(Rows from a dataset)
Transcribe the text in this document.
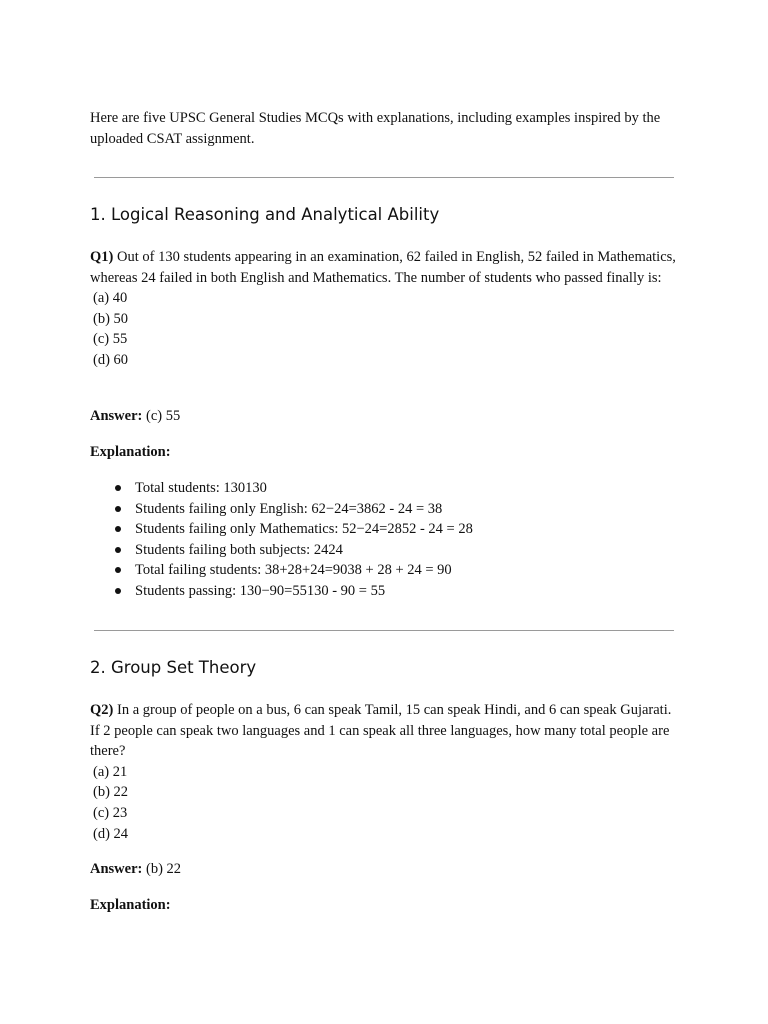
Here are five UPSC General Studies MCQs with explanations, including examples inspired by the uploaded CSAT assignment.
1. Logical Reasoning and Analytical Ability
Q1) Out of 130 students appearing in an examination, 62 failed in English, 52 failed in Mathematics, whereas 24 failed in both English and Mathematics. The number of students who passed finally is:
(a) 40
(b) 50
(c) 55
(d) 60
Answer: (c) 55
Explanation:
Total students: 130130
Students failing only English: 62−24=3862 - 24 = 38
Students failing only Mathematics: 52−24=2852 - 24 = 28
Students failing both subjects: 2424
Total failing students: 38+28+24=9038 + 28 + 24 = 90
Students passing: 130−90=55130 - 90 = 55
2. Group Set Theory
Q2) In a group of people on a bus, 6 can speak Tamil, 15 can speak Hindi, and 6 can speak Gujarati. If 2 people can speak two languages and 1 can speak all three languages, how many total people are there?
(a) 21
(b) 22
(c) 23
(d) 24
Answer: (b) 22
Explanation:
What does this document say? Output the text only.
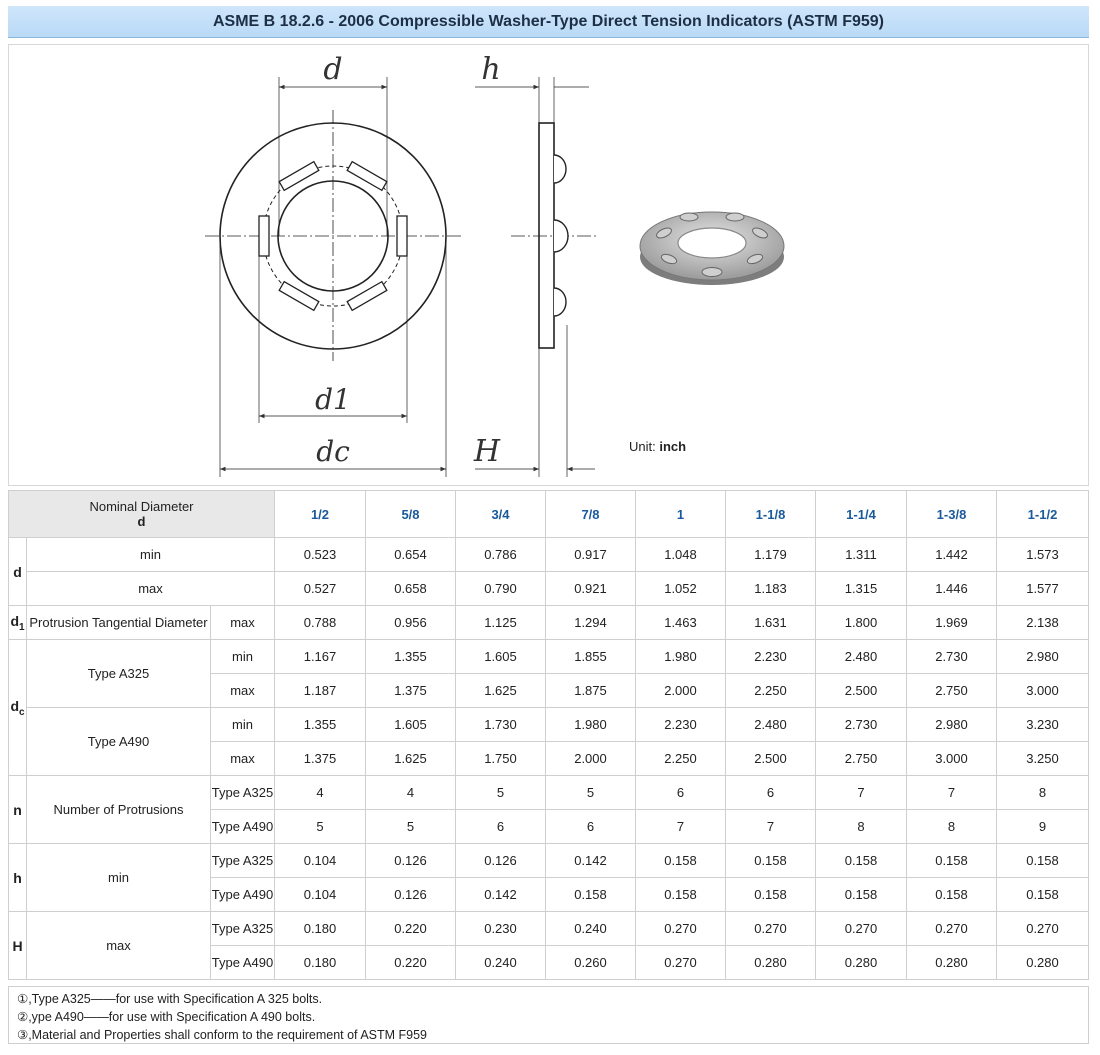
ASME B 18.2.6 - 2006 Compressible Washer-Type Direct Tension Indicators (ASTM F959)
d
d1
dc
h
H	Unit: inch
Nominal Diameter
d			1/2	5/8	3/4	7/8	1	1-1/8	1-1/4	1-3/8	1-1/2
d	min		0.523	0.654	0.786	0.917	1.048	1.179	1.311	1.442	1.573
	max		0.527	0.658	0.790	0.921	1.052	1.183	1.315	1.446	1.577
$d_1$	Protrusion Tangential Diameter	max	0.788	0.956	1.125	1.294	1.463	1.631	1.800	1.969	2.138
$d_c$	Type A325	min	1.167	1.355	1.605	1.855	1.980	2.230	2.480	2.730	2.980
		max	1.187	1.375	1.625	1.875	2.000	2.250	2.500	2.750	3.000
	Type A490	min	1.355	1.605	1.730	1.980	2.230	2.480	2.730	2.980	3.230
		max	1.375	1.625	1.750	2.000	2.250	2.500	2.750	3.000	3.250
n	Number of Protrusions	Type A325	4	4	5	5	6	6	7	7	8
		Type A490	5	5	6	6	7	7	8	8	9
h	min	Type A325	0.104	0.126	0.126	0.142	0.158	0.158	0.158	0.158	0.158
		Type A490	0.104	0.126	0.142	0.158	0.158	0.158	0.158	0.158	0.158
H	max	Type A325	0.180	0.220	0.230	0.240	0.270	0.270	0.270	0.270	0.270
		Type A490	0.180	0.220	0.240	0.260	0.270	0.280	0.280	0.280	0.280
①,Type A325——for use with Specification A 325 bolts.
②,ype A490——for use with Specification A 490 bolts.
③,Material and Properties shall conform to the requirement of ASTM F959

---

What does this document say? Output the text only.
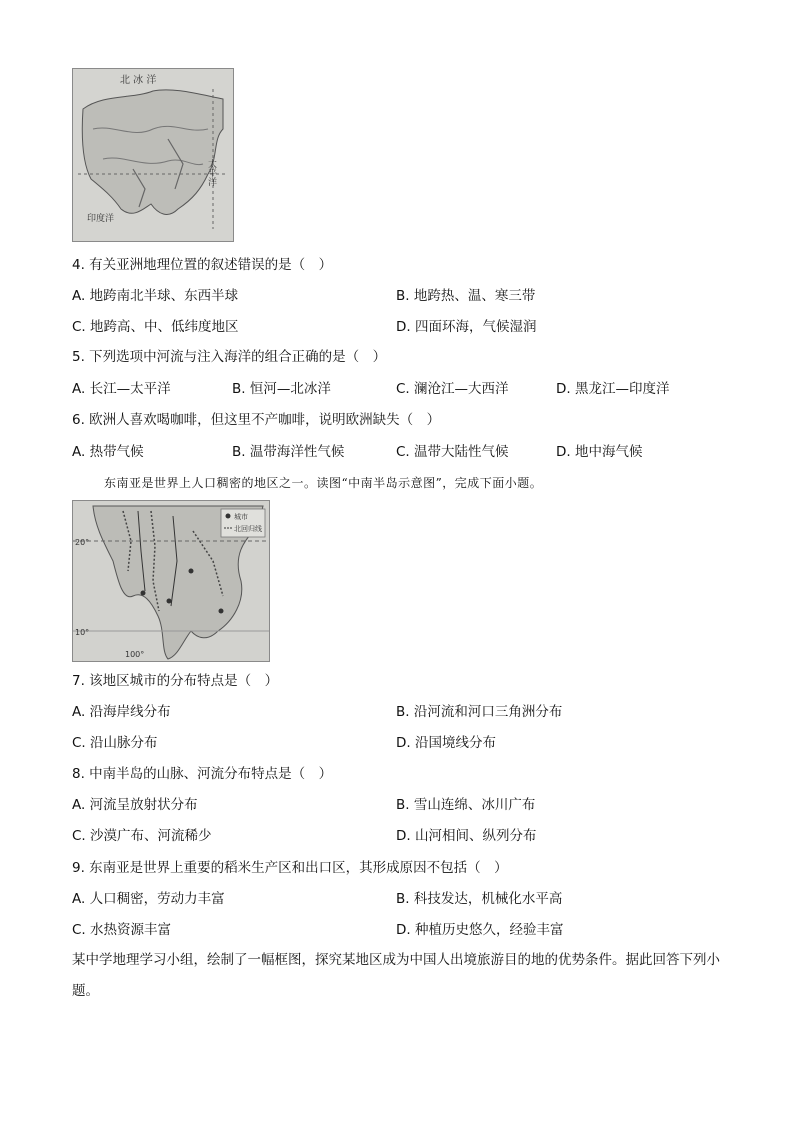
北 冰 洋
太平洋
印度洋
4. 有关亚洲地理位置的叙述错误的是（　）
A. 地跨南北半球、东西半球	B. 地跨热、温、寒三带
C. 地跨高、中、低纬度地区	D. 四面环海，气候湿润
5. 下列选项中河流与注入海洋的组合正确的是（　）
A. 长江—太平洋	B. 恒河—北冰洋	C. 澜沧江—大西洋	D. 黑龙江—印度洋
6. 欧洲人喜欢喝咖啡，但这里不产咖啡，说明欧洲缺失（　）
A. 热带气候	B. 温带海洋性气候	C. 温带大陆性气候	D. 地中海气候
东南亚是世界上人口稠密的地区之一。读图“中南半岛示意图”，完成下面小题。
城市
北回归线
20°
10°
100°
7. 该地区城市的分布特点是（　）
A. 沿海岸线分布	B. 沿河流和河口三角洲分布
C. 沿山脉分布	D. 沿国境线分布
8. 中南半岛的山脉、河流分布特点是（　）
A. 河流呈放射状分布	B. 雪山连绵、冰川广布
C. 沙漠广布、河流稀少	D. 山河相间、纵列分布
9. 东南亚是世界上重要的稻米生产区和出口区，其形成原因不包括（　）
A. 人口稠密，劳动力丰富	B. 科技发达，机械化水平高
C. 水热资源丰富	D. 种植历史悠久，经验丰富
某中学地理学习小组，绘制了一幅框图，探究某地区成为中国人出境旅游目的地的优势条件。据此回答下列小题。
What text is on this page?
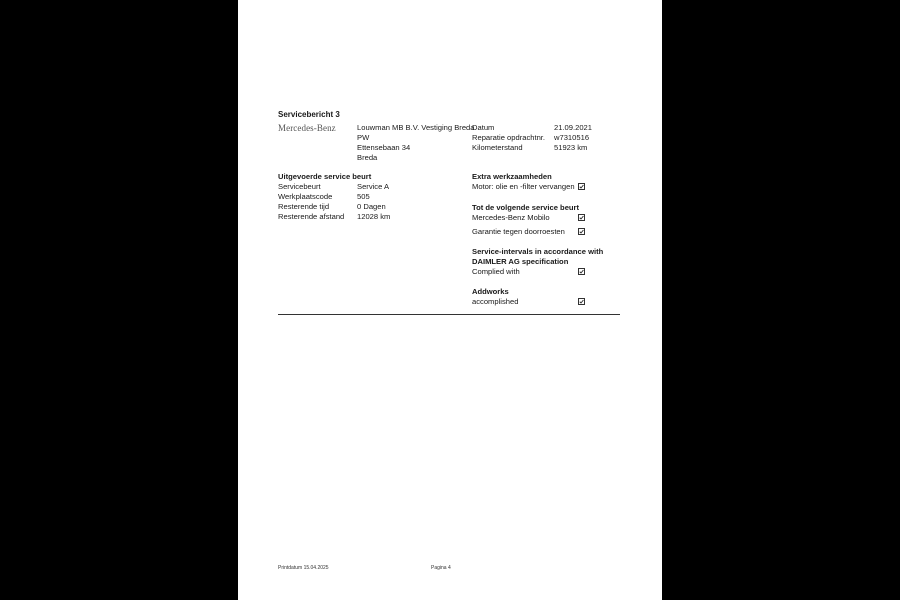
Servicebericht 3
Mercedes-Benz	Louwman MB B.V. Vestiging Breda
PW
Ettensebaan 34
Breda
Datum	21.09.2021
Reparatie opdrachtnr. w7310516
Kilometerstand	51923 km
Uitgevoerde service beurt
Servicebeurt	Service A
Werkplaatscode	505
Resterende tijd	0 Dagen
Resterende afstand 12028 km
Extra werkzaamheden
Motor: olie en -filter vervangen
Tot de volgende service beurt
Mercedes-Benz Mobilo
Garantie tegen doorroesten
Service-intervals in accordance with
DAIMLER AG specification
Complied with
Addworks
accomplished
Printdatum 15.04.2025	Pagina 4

*Requirement*
Which lines contain "both"? Copy each of them out.

*Result of this exercise*
Q1) Out of 130 students appearing in an examination, 62 failed in English, 52 failed in Mathematics, whereas 24 failed in both English and Mathematics. The number of students who passed finally is:
Students failing both subjects: 2424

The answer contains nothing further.